§ **YOUR TASK**
Count lines holding the word "kegiatan". Only the number is wanted.

§ **DATA LISTING**

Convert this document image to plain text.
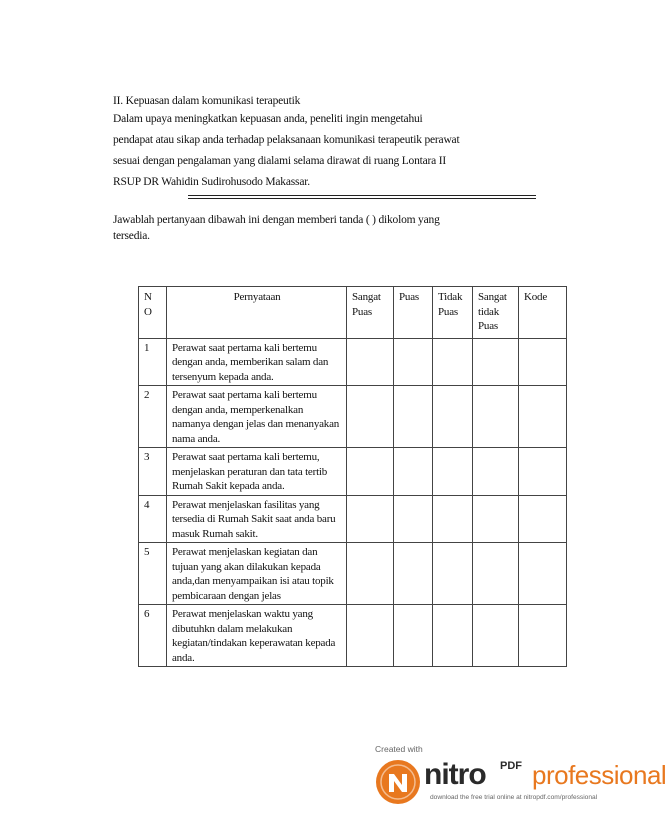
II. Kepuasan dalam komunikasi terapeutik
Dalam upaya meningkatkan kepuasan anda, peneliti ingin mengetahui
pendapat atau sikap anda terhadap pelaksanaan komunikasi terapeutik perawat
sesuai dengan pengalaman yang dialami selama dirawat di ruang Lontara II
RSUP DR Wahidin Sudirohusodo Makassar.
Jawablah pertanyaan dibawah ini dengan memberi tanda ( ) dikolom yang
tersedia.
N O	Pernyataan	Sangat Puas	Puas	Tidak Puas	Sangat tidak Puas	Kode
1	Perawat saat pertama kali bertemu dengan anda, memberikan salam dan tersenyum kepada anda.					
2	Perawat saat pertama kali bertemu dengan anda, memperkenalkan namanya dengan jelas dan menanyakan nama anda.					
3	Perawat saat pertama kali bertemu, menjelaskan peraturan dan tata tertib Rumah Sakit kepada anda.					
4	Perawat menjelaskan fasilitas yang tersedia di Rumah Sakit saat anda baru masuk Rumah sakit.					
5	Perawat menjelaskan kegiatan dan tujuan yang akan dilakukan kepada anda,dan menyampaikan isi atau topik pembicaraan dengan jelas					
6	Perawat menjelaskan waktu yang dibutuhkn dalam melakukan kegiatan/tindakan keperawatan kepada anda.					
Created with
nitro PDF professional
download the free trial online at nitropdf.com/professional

* * *

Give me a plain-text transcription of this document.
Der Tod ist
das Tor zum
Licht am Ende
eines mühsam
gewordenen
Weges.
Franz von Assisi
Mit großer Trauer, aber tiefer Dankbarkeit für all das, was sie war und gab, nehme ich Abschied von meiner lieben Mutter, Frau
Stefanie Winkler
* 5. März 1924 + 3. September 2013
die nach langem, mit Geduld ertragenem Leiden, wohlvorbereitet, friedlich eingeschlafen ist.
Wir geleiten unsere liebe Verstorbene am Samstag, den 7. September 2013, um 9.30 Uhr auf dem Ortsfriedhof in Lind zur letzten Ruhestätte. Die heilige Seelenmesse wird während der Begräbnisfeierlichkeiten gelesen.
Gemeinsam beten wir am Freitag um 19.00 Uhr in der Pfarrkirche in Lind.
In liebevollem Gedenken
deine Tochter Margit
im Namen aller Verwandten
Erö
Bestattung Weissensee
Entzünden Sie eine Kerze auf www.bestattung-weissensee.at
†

§ **WRITTEN RESPONSE**
2